Written instruction: Copy each line below that contains "seleccionar".

--- START ---

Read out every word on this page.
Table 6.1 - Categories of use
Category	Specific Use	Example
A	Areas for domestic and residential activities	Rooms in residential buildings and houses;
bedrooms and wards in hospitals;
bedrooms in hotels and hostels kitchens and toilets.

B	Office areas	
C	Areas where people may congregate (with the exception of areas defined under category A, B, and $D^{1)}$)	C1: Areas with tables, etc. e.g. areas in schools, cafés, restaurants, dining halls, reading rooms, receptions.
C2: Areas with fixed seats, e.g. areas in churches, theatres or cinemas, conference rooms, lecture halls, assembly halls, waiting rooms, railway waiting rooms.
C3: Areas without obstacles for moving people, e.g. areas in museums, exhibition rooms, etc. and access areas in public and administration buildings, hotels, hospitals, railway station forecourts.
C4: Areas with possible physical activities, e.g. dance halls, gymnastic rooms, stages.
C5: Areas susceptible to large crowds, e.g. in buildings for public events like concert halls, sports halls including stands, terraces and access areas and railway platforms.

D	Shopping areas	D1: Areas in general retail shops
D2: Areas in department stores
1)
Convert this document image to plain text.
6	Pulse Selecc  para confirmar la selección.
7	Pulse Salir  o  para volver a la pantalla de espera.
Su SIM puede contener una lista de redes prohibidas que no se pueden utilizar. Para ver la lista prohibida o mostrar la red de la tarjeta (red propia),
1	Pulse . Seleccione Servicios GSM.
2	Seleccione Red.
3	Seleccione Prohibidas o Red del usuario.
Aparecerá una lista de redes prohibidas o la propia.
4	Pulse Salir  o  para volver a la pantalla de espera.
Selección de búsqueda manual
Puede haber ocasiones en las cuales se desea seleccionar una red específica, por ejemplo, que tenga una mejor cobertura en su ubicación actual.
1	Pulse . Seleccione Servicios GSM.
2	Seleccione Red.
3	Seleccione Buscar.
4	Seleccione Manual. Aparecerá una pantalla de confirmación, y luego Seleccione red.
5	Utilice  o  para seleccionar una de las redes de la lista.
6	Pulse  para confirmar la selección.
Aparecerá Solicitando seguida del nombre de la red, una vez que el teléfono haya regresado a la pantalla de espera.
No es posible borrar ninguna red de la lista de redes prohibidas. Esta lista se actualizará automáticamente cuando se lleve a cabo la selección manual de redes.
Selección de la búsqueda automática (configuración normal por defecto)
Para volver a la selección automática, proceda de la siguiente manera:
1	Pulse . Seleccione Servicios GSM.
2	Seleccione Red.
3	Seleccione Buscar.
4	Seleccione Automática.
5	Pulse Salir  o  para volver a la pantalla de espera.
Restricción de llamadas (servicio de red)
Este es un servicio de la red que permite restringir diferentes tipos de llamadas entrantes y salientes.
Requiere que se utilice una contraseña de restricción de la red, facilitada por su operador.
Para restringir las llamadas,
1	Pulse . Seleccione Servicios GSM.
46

--- END ---

Response for this exercise:
Puede haber ocasiones en las cuales se desea seleccionar una red específica, por ejemplo, que tenga una mejor cobertura en su ubicación actual.
5	Utilice  o  para seleccionar una de las redes de la lista.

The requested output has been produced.